**DATA FOR REVIEW:**
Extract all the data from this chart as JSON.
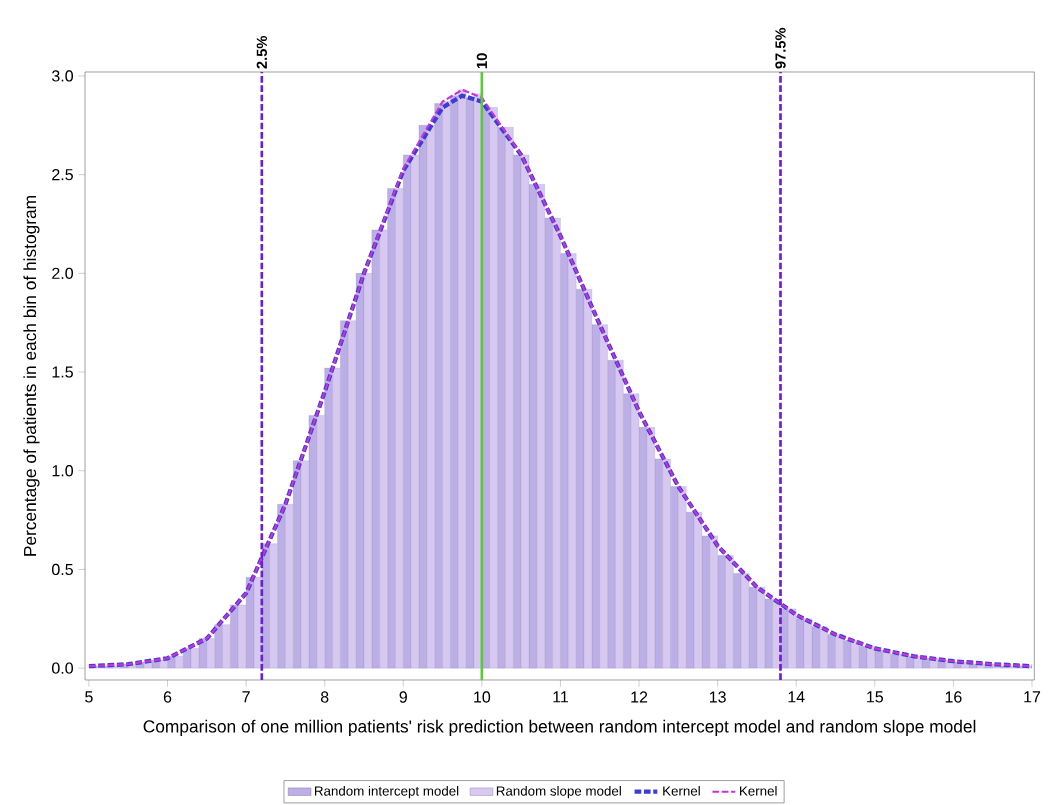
{
  "chart_data": {
    "type": "histogram",
    "xlabel": "Comparison of one million patients' risk prediction between random intercept model and random slope model",
    "ylabel": "Percentage of patients in each bin of histogram",
    "bins": [
      5.0,
      5.2,
      5.4,
      5.6,
      5.8,
      6.0,
      6.2,
      6.4,
      6.6,
      6.8,
      7.0,
      7.2,
      7.4,
      7.6,
      7.8,
      8.0,
      8.2,
      8.4,
      8.6,
      8.8,
      9.0,
      9.2,
      9.4,
      9.6,
      9.8,
      10.0,
      10.2,
      10.4,
      10.6,
      10.8,
      11.0,
      11.2,
      11.4,
      11.6,
      11.8,
      12.0,
      12.2,
      12.4,
      12.6,
      12.8,
      13.0,
      13.2,
      13.4,
      13.6,
      13.8,
      14.0,
      14.2,
      14.4,
      14.6,
      14.8,
      15.0,
      15.2,
      15.4,
      15.6,
      15.8,
      16.0,
      16.2,
      16.4,
      16.6,
      16.8,
      17.0
    ],
    "series": [
      {
        "name": "Random intercept model",
        "color": "#bcaee6",
        "values": [
          0.01,
          0.01,
          0.02,
          0.03,
          0.04,
          0.06,
          0.1,
          0.15,
          0.22,
          0.32,
          0.46,
          0.63,
          0.83,
          1.05,
          1.28,
          1.52,
          1.76,
          2.0,
          2.22,
          2.43,
          2.6,
          2.75,
          2.86,
          2.9,
          2.89,
          2.84,
          2.74,
          2.6,
          2.45,
          2.28,
          2.1,
          1.92,
          1.74,
          1.56,
          1.39,
          1.22,
          1.06,
          0.92,
          0.79,
          0.67,
          0.57,
          0.48,
          0.41,
          0.35,
          0.3,
          0.25,
          0.21,
          0.17,
          0.14,
          0.11,
          0.09,
          0.07,
          0.06,
          0.05,
          0.04,
          0.03,
          0.02,
          0.02,
          0.01,
          0.01
        ]
      },
      {
        "name": "Random slope model",
        "color": "#d6c8f0",
        "values": [
          0.01,
          0.01,
          0.02,
          0.03,
          0.04,
          0.06,
          0.1,
          0.15,
          0.22,
          0.32,
          0.46,
          0.63,
          0.83,
          1.05,
          1.28,
          1.52,
          1.76,
          2.0,
          2.22,
          2.43,
          2.6,
          2.75,
          2.87,
          2.93,
          2.91,
          2.84,
          2.74,
          2.6,
          2.45,
          2.28,
          2.1,
          1.92,
          1.74,
          1.56,
          1.39,
          1.22,
          1.06,
          0.92,
          0.79,
          0.67,
          0.57,
          0.48,
          0.41,
          0.35,
          0.3,
          0.25,
          0.21,
          0.17,
          0.14,
          0.11,
          0.09,
          0.07,
          0.06,
          0.05,
          0.04,
          0.03,
          0.02,
          0.02,
          0.01,
          0.01
        ]
      },
      {
        "name": "Kernel",
        "type": "line",
        "color": "#3c3cd6",
        "line_style": "dashed",
        "x": [
          5,
          5.5,
          6,
          6.5,
          7,
          7.5,
          8,
          8.5,
          9,
          9.5,
          9.75,
          10,
          10.5,
          11,
          11.5,
          12,
          12.5,
          13,
          13.5,
          14,
          14.5,
          15,
          15.5,
          16,
          16.5,
          17
        ],
        "values": [
          0.01,
          0.02,
          0.05,
          0.15,
          0.38,
          0.83,
          1.4,
          2.0,
          2.52,
          2.84,
          2.9,
          2.87,
          2.6,
          2.19,
          1.74,
          1.3,
          0.92,
          0.62,
          0.41,
          0.27,
          0.17,
          0.1,
          0.06,
          0.035,
          0.02,
          0.01
        ]
      },
      {
        "name": "Kernel",
        "type": "line",
        "color": "#c832d8",
        "line_style": "dashed",
        "x": [
          5,
          5.5,
          6,
          6.5,
          7,
          7.5,
          8,
          8.5,
          9,
          9.5,
          9.75,
          10,
          10.5,
          11,
          11.5,
          12,
          12.5,
          13,
          13.5,
          14,
          14.5,
          15,
          15.5,
          16,
          16.5,
          17
        ],
        "values": [
          0.01,
          0.02,
          0.05,
          0.15,
          0.38,
          0.83,
          1.4,
          2.0,
          2.53,
          2.87,
          2.93,
          2.89,
          2.6,
          2.19,
          1.74,
          1.3,
          0.92,
          0.62,
          0.41,
          0.27,
          0.17,
          0.1,
          0.06,
          0.035,
          0.02,
          0.01
        ]
      }
    ],
    "xlim": [
      4.95,
      17.03
    ],
    "xticks": [
      5,
      6,
      7,
      8,
      9,
      10,
      11,
      12,
      13,
      14,
      15,
      16,
      17
    ],
    "ylim": [
      -0.06,
      3.02
    ],
    "yticks": [
      {
        "value": 0,
        "label": "0.0"
      },
      {
        "value": 0.5,
        "label": "0.5"
      },
      {
        "value": 1,
        "label": "1.0"
      },
      {
        "value": 1.5,
        "label": "1.5"
      },
      {
        "value": 2,
        "label": "2.0"
      },
      {
        "value": 2.5,
        "label": "2.5"
      },
      {
        "value": 3,
        "label": "3.0"
      }
    ],
    "ref_lines": [
      {
        "axis": "x",
        "value": 7.2,
        "color": "#6a1fd0",
        "line_style": "dashed"
      },
      {
        "axis": "x",
        "value": 10,
        "label": "10",
        "color": "#5cc83c",
        "line_style": "solid"
      },
      {
        "axis": "x",
        "value": 13.8,
        "color": "#6a1fd0",
        "line_style": "dashed"
      }
    ],
    "annotations": [
      {
        "text": "2.5%",
        "x": 7.2,
        "y": 3.02
      },
      {
        "text": "97.5%",
        "x": 13.8,
        "y": 3.02
      }
    ],
    "grid": false,
    "legend": "bottom",
    "marker": "none"
  }
}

**YOUR INSTRUCTIONS:** Pictures are to be left out; everything else in the entries is reproduced verbatim.

**RESULT:**
Extract all the data from this chart as JSON.
{
  "chart_data": {
    "type": "histogram",
    "xlabel": "Comparison of one million patients' risk prediction between random intercept model and random slope model",
    "ylabel": "Percentage of patients in each bin of histogram",
    "bins": [
      5.0,
      5.2,
      5.4,
      5.6,
      5.8,
      6.0,
      6.2,
      6.4,
      6.6,
      6.8,
      7.0,
      7.2,
      7.4,
      7.6,
      7.8,
      8.0,
      8.2,
      8.4,
      8.6,
      8.8,
      9.0,
      9.2,
      9.4,
      9.6,
      9.8,
      10.0,
      10.2,
      10.4,
      10.6,
      10.8,
      11.0,
      11.2,
      11.4,
      11.6,
      11.8,
      12.0,
      12.2,
      12.4,
      12.6,
      12.8,
      13.0,
      13.2,
      13.4,
      13.6,
      13.8,
      14.0,
      14.2,
      14.4,
      14.6,
      14.8,
      15.0,
      15.2,
      15.4,
      15.6,
      15.8,
      16.0,
      16.2,
      16.4,
      16.6,
      16.8,
      17.0
    ],
    "series": [
      {
        "name": "Random intercept model",
        "color": "#bcaee6",
        "values": [
          0.01,
          0.01,
          0.02,
          0.03,
          0.04,
          0.06,
          0.1,
          0.15,
          0.22,
          0.32,
          0.46,
          0.63,
          0.83,
          1.05,
          1.28,
          1.52,
          1.76,
          2.0,
          2.22,
          2.43,
          2.6,
          2.75,
          2.86,
          2.9,
          2.89,
          2.84,
          2.74,
          2.6,
          2.45,
          2.28,
          2.1,
          1.92,
          1.74,
          1.56,
          1.39,
          1.22,
          1.06,
          0.92,
          0.79,
          0.67,
          0.57,
          0.48,
          0.41,
          0.35,
          0.3,
          0.25,
          0.21,
          0.17,
          0.14,
          0.11,
          0.09,
          0.07,
          0.06,
          0.05,
          0.04,
          0.03,
          0.02,
          0.02,
          0.01,
          0.01
        ]
      },
      {
        "name": "Random slope model",
        "color": "#d6c8f0",
        "values": [
          0.01,
          0.01,
          0.02,
          0.03,
          0.04,
          0.06,
          0.1,
          0.15,
          0.22,
          0.32,
          0.46,
          0.63,
          0.83,
          1.05,
          1.28,
          1.52,
          1.76,
          2.0,
          2.22,
          2.43,
          2.6,
          2.75,
          2.87,
          2.93,
          2.91,
          2.84,
          2.74,
          2.6,
          2.45,
          2.28,
          2.1,
          1.92,
          1.74,
          1.56,
          1.39,
          1.22,
          1.06,
          0.92,
          0.79,
          0.67,
          0.57,
          0.48,
          0.41,
          0.35,
          0.3,
          0.25,
          0.21,
          0.17,
          0.14,
          0.11,
          0.09,
          0.07,
          0.06,
          0.05,
          0.04,
          0.03,
          0.02,
          0.02,
          0.01,
          0.01
        ]
      },
      {
        "name": "Kernel",
        "type": "line",
        "color": "#3c3cd6",
        "line_style": "dashed",
        "x": [
          5,
          5.5,
          6,
          6.5,
          7,
          7.5,
          8,
          8.5,
          9,
          9.5,
          9.75,
          10,
          10.5,
          11,
          11.5,
          12,
          12.5,
          13,
          13.5,
          14,
          14.5,
          15,
          15.5,
          16,
          16.5,
          17
        ],
        "values": [
          0.01,
          0.02,
          0.05,
          0.15,
          0.38,
          0.83,
          1.4,
          2.0,
          2.52,
          2.84,
          2.9,
          2.87,
          2.6,
          2.19,
          1.74,
          1.3,
          0.92,
          0.62,
          0.41,
          0.27,
          0.17,
          0.1,
          0.06,
          0.035,
          0.02,
          0.01
        ]
      },
      {
        "name": "Kernel",
        "type": "line",
        "color": "#c832d8",
        "line_style": "dashed",
        "x": [
          5,
          5.5,
          6,
          6.5,
          7,
          7.5,
          8,
          8.5,
          9,
          9.5,
          9.75,
          10,
          10.5,
          11,
          11.5,
          12,
          12.5,
          13,
          13.5,
          14,
          14.5,
          15,
          15.5,
          16,
          16.5,
          17
        ],
        "values": [
          0.01,
          0.02,
          0.05,
          0.15,
          0.38,
          0.83,
          1.4,
          2.0,
          2.53,
          2.87,
          2.93,
          2.89,
          2.6,
          2.19,
          1.74,
          1.3,
          0.92,
          0.62,
          0.41,
          0.27,
          0.17,
          0.1,
          0.06,
          0.035,
          0.02,
          0.01
        ]
      }
    ],
    "xlim": [
      4.95,
      17.03
    ],
    "xticks": [
      5,
      6,
      7,
      8,
      9,
      10,
      11,
      12,
      13,
      14,
      15,
      16,
      17
    ],
    "ylim": [
      -0.06,
      3.02
    ],
    "yticks": [
      {
        "value": 0,
        "label": "0.0"
      },
      {
        "value": 0.5,
        "label": "0.5"
      },
      {
        "value": 1,
        "label": "1.0"
      },
      {
        "value": 1.5,
        "label": "1.5"
      },
      {
        "value": 2,
        "label": "2.0"
      },
      {
        "value": 2.5,
        "label": "2.5"
      },
      {
        "value": 3,
        "label": "3.0"
      }
    ],
    "ref_lines": [
      {
        "axis": "x",
        "value": 7.2,
        "color": "#6a1fd0",
        "line_style": "dashed"
      },
      {
        "axis": "x",
        "value": 10,
        "label": "10",
        "color": "#5cc83c",
        "line_style": "solid"
      },
      {
        "axis": "x",
        "value": 13.8,
        "color": "#6a1fd0",
        "line_style": "dashed"
      }
    ],
    "annotations": [
      {
        "text": "2.5%",
        "x": 7.2,
        "y": 3.02
      },
      {
        "text": "97.5%",
        "x": 13.8,
        "y": 3.02
      }
    ],
    "grid": false,
    "legend": "bottom",
    "marker": "none"
  }
}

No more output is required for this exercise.